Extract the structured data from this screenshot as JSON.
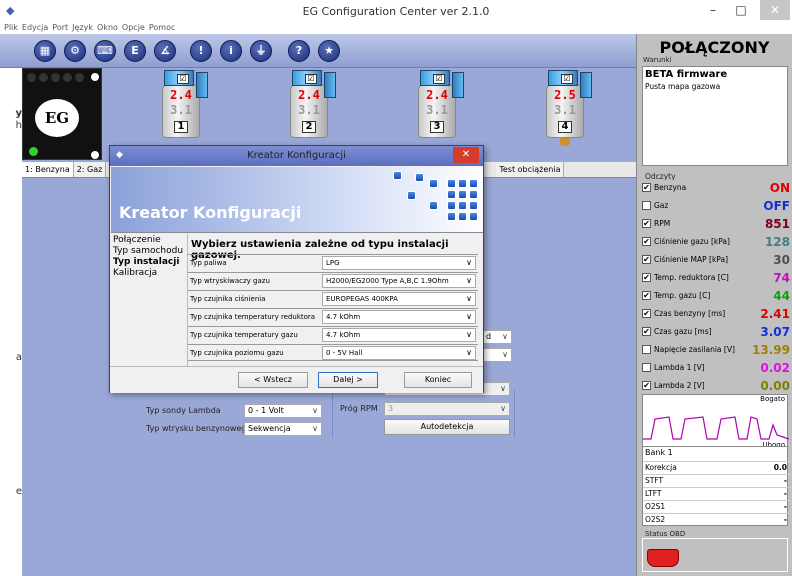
{
  "window": {
    "title": "EG Configuration Center ver 2.1.0",
    "minimize": "–",
    "maximize": "□",
    "close": "✕"
  },
  "menu": [
    "Plik",
    "Edycja",
    "Port",
    "Język",
    "Okno",
    "Opcje",
    "Pomoc"
  ],
  "toolbar": {
    "buttons": [
      {
        "icon": "grid-icon",
        "glyph": "▦"
      },
      {
        "icon": "gear-icon",
        "glyph": "⚙"
      },
      {
        "icon": "keyboard-icon",
        "glyph": "⌨"
      },
      {
        "icon": "e-icon",
        "glyph": "E"
      },
      {
        "icon": "angle-icon",
        "glyph": "∡"
      },
      {
        "icon": "warning-icon",
        "glyph": "!"
      },
      {
        "icon": "info-icon",
        "glyph": "i"
      },
      {
        "icon": "plug-icon",
        "glyph": "⏚"
      },
      {
        "icon": "help-icon",
        "glyph": "?"
      },
      {
        "icon": "star-icon",
        "glyph": "★"
      }
    ]
  },
  "left_strip": [
    "y",
    "h",
    "a",
    "e"
  ],
  "injectors": [
    {
      "top": "2.4",
      "bottom": "3.1",
      "num": "1"
    },
    {
      "top": "2.4",
      "bottom": "3.1",
      "num": "2"
    },
    {
      "top": "2.4",
      "bottom": "3.1",
      "num": "3"
    },
    {
      "top": "2.5",
      "bottom": "3.1",
      "num": "4"
    }
  ],
  "tabs": [
    "1: Benzyna",
    "2: Gaz",
    "Test obciążenia"
  ],
  "panel": {
    "lambda_type_label": "Typ sondy Lambda",
    "lambda_type_value": "0 - 1 Volt",
    "petrol_injection_label": "Typ wtrysku benzynowego",
    "petrol_injection_value": "Sekwencja",
    "rpm_threshold_label": "Próg RPM",
    "rpm_threshold_value": "3",
    "autodetect_button": "Autodetekcja",
    "hidden_combo_1": "d",
    "hidden_combo_2": ""
  },
  "wizard": {
    "title": "Kreator Konfiguracji",
    "banner_title": "Kreator Konfiguracji",
    "steps": [
      "Połączenie",
      "Typ samochodu",
      "Typ instalacji",
      "Kalibracja"
    ],
    "active_step": "Typ instalacji",
    "heading": "Wybierz ustawienia zależne od typu instalacji gazowej.",
    "fields": [
      {
        "label": "Typ paliwa",
        "value": "LPG"
      },
      {
        "label": "Typ wtryskiwaczy gazu",
        "value": "H2000/EG2000 Type A,B,C 1.9Ohm"
      },
      {
        "label": "Typ czujnika ciśnienia",
        "value": "EUROPEGAS 400KPA"
      },
      {
        "label": "Typ czujnika temperatury reduktora",
        "value": "4.7 kOhm"
      },
      {
        "label": "Typ czujnika temperatury gazu",
        "value": "4.7 kOhm"
      },
      {
        "label": "Typ czujnika poziomu gazu",
        "value": "0 - 5V Hall"
      }
    ],
    "back_button": "< Wstecz",
    "next_button": "Dalej >",
    "finish_button": "Koniec"
  },
  "side": {
    "status": "POŁĄCZONY",
    "conditions_label": "Warunki",
    "conditions_title": "BETA firmware",
    "conditions_text": "Pusta mapa gazowa",
    "readings_label": "Odczyty",
    "readings": [
      {
        "name": "Benzyna",
        "checked": true,
        "value": "ON",
        "color": "#e00000"
      },
      {
        "name": "Gaz",
        "checked": false,
        "value": "OFF",
        "color": "#1030d0"
      },
      {
        "name": "RPM",
        "checked": true,
        "value": "851",
        "color": "#800020"
      },
      {
        "name": "Ciśnienie gazu [kPa]",
        "checked": true,
        "value": "128",
        "color": "#408080"
      },
      {
        "name": "Ciśnienie MAP [kPa]",
        "checked": true,
        "value": "30",
        "color": "#505050"
      },
      {
        "name": "Temp. reduktora [C]",
        "checked": true,
        "value": "74",
        "color": "#c010c0"
      },
      {
        "name": "Temp. gazu [C]",
        "checked": true,
        "value": "44",
        "color": "#10a010"
      },
      {
        "name": "Czas benzyny [ms]",
        "checked": true,
        "value": "2.41",
        "color": "#e00000"
      },
      {
        "name": "Czas gazu [ms]",
        "checked": true,
        "value": "3.07",
        "color": "#1030d0"
      },
      {
        "name": "Napięcie zasilania [V]",
        "checked": false,
        "value": "13.99",
        "color": "#a08000"
      },
      {
        "name": "Lambda 1 [V]",
        "checked": false,
        "value": "0.02",
        "color": "#e010e0"
      },
      {
        "name": "Lambda 2 [V]",
        "checked": true,
        "value": "0.00",
        "color": "#808000"
      }
    ],
    "lambda_rich": "Bogato",
    "lambda_lean": "Ubogo",
    "bank_title": "Bank 1",
    "bank": [
      {
        "name": "Korekcja",
        "value": "0.0"
      },
      {
        "name": "STFT",
        "value": "-"
      },
      {
        "name": "LTFT",
        "value": "-"
      },
      {
        "name": "O2S1",
        "value": "-"
      },
      {
        "name": "O2S2",
        "value": "-"
      }
    ],
    "obd_label": "Status OBD"
  }
}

--

WHAT YOU SHOULD DO: Copy out all of the data word for word. Do not carry over any picture.

OUTPUT:
Extract the structured data from this screenshot as JSON.
{
  "window": {
    "title": "EG Configuration Center ver 2.1.0",
    "minimize": "–",
    "maximize": "□",
    "close": "✕"
  },
  "menu": [
    "Plik",
    "Edycja",
    "Port",
    "Język",
    "Okno",
    "Opcje",
    "Pomoc"
  ],
  "toolbar": {
    "buttons": [
      {
        "icon": "grid-icon",
        "glyph": "▦"
      },
      {
        "icon": "gear-icon",
        "glyph": "⚙"
      },
      {
        "icon": "keyboard-icon",
        "glyph": "⌨"
      },
      {
        "icon": "e-icon",
        "glyph": "E"
      },
      {
        "icon": "angle-icon",
        "glyph": "∡"
      },
      {
        "icon": "warning-icon",
        "glyph": "!"
      },
      {
        "icon": "info-icon",
        "glyph": "i"
      },
      {
        "icon": "plug-icon",
        "glyph": "⏚"
      },
      {
        "icon": "help-icon",
        "glyph": "?"
      },
      {
        "icon": "star-icon",
        "glyph": "★"
      }
    ]
  },
  "left_strip": [
    "y",
    "h",
    "a",
    "e"
  ],
  "injectors": [
    {
      "top": "2.4",
      "bottom": "3.1",
      "num": "1"
    },
    {
      "top": "2.4",
      "bottom": "3.1",
      "num": "2"
    },
    {
      "top": "2.4",
      "bottom": "3.1",
      "num": "3"
    },
    {
      "top": "2.5",
      "bottom": "3.1",
      "num": "4"
    }
  ],
  "tabs": [
    "1: Benzyna",
    "2: Gaz",
    "Test obciążenia"
  ],
  "panel": {
    "lambda_type_label": "Typ sondy Lambda",
    "lambda_type_value": "0 - 1 Volt",
    "petrol_injection_label": "Typ wtrysku benzynowego",
    "petrol_injection_value": "Sekwencja",
    "rpm_threshold_label": "Próg RPM",
    "rpm_threshold_value": "3",
    "autodetect_button": "Autodetekcja",
    "hidden_combo_1": "d",
    "hidden_combo_2": ""
  },
  "wizard": {
    "title": "Kreator Konfiguracji",
    "banner_title": "Kreator Konfiguracji",
    "steps": [
      "Połączenie",
      "Typ samochodu",
      "Typ instalacji",
      "Kalibracja"
    ],
    "active_step": "Typ instalacji",
    "heading": "Wybierz ustawienia zależne od typu instalacji gazowej.",
    "fields": [
      {
        "label": "Typ paliwa",
        "value": "LPG"
      },
      {
        "label": "Typ wtryskiwaczy gazu",
        "value": "H2000/EG2000 Type A,B,C 1.9Ohm"
      },
      {
        "label": "Typ czujnika ciśnienia",
        "value": "EUROPEGAS 400KPA"
      },
      {
        "label": "Typ czujnika temperatury reduktora",
        "value": "4.7 kOhm"
      },
      {
        "label": "Typ czujnika temperatury gazu",
        "value": "4.7 kOhm"
      },
      {
        "label": "Typ czujnika poziomu gazu",
        "value": "0 - 5V Hall"
      }
    ],
    "back_button": "< Wstecz",
    "next_button": "Dalej >",
    "finish_button": "Koniec"
  },
  "side": {
    "status": "POŁĄCZONY",
    "conditions_label": "Warunki",
    "conditions_title": "BETA firmware",
    "conditions_text": "Pusta mapa gazowa",
    "readings_label": "Odczyty",
    "readings": [
      {
        "name": "Benzyna",
        "checked": true,
        "value": "ON",
        "color": "#e00000"
      },
      {
        "name": "Gaz",
        "checked": false,
        "value": "OFF",
        "color": "#1030d0"
      },
      {
        "name": "RPM",
        "checked": true,
        "value": "851",
        "color": "#800020"
      },
      {
        "name": "Ciśnienie gazu [kPa]",
        "checked": true,
        "value": "128",
        "color": "#408080"
      },
      {
        "name": "Ciśnienie MAP [kPa]",
        "checked": true,
        "value": "30",
        "color": "#505050"
      },
      {
        "name": "Temp. reduktora [C]",
        "checked": true,
        "value": "74",
        "color": "#c010c0"
      },
      {
        "name": "Temp. gazu [C]",
        "checked": true,
        "value": "44",
        "color": "#10a010"
      },
      {
        "name": "Czas benzyny [ms]",
        "checked": true,
        "value": "2.41",
        "color": "#e00000"
      },
      {
        "name": "Czas gazu [ms]",
        "checked": true,
        "value": "3.07",
        "color": "#1030d0"
      },
      {
        "name": "Napięcie zasilania [V]",
        "checked": false,
        "value": "13.99",
        "color": "#a08000"
      },
      {
        "name": "Lambda 1 [V]",
        "checked": false,
        "value": "0.02",
        "color": "#e010e0"
      },
      {
        "name": "Lambda 2 [V]",
        "checked": true,
        "value": "0.00",
        "color": "#808000"
      }
    ],
    "lambda_rich": "Bogato",
    "lambda_lean": "Ubogo",
    "bank_title": "Bank 1",
    "bank": [
      {
        "name": "Korekcja",
        "value": "0.0"
      },
      {
        "name": "STFT",
        "value": "-"
      },
      {
        "name": "LTFT",
        "value": "-"
      },
      {
        "name": "O2S1",
        "value": "-"
      },
      {
        "name": "O2S2",
        "value": "-"
      }
    ],
    "obd_label": "Status OBD"
  }
}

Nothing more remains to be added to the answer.